TASK | Using the listing below, extract each line that has the word "this" in it.

═════ EXCERPTED DATA

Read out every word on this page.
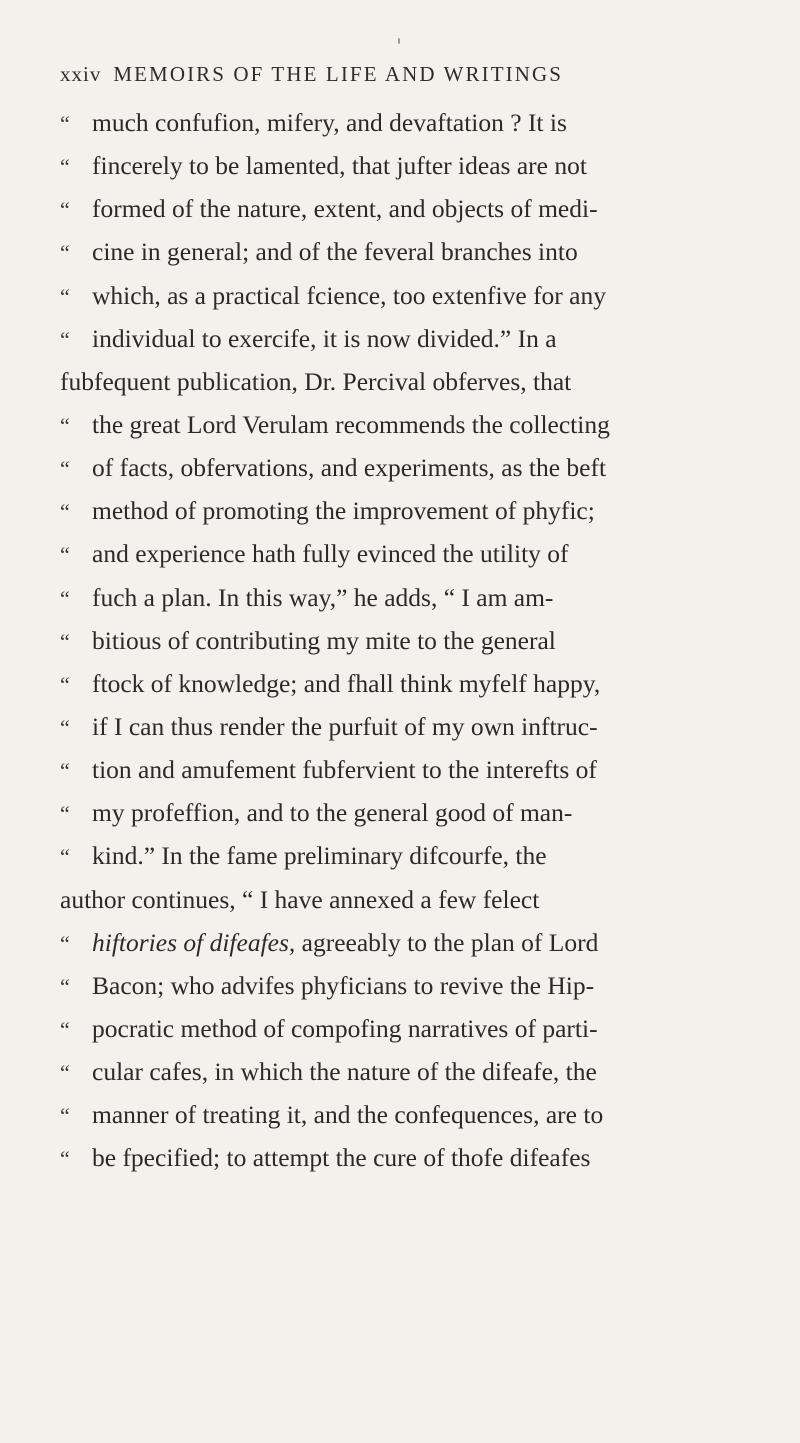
xxiv MEMOIRS OF THE LIFE AND WRITINGS
“ much confufion, mifery, and devaftation ? It is
“ fincerely to be lamented, that jufter ideas are not
“ formed of the nature, extent, and objects of medi-
“ cine in general; and of the feveral branches into
“ which, as a practical fcience, too extenfive for any
“ individual to exercife, it is now divided.” In a
fubfequent publication, Dr. Percival obferves, that
“ the great Lord Verulam recommends the collecting
“ of facts, obfervations, and experiments, as the beft
“ method of promoting the improvement of phyfic;
“ and experience hath fully evinced the utility of
“ fuch a plan. In this way,” he adds, “ I am am-
“ bitious of contributing my mite to the general
“ ftock of knowledge; and fhall think myfelf happy,
“ if I can thus render the purfuit of my own inftruc-
“ tion and amufement fubfervient to the interefts of
“ my profeffion, and to the general good of man-
“ kind.” In the fame preliminary difcourfe, the
author continues, “ I have annexed a few felect
“ hiftories of difeafes, agreeably to the plan of Lord
“ Bacon; who advifes phyficians to revive the Hip-
“ pocratic method of compofing narratives of parti-
“ cular cafes, in which the nature of the difeafe, the
“ manner of treating it, and the confequences, are to
“ be fpecified; to attempt the cure of thofe difeafes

══════════

FINAL ANSWER |
Read out every word on this page.
“ fuch a plan. In this way,” he adds, “ I am am-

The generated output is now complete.